▸ **What is expected**
The records that follow are to be repeated without alteration.

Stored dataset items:
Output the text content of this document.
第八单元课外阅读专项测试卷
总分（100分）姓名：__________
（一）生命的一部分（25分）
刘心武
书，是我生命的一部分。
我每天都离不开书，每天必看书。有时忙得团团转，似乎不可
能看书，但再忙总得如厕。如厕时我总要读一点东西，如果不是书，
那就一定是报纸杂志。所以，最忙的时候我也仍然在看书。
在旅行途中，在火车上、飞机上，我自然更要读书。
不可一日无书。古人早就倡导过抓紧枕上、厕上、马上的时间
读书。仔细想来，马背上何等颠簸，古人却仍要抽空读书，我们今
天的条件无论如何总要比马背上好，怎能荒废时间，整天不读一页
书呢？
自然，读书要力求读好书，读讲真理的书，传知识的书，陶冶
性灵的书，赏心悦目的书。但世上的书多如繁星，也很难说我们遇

▸ **Solution to this task**
Output the text content of this document.
第八单元课外阅读专项测试卷
总分（100分）姓名：__________
（一）生命的一部分（25分）
刘心武
书，是我生命的一部分。
我每天都离不开书，每天必看书。有时忙得团团转，似乎不可
能看书，但再忙总得如厕。如厕时我总要读一点东西，如果不是书，
那就一定是报纸杂志。所以，最忙的时候我也仍然在看书。
在旅行途中，在火车上、飞机上，我自然更要读书。
不可一日无书。古人早就倡导过抓紧枕上、厕上、马上的时间
读书。仔细想来，马背上何等颠簸，古人却仍要抽空读书，我们今
天的条件无论如何总要比马背上好，怎能荒废时间，整天不读一页
书呢？
自然，读书要力求读好书，读讲真理的书，传知识的书，陶冶
性灵的书，赏心悦目的书。但世上的书多如繁星，也很难说我们遇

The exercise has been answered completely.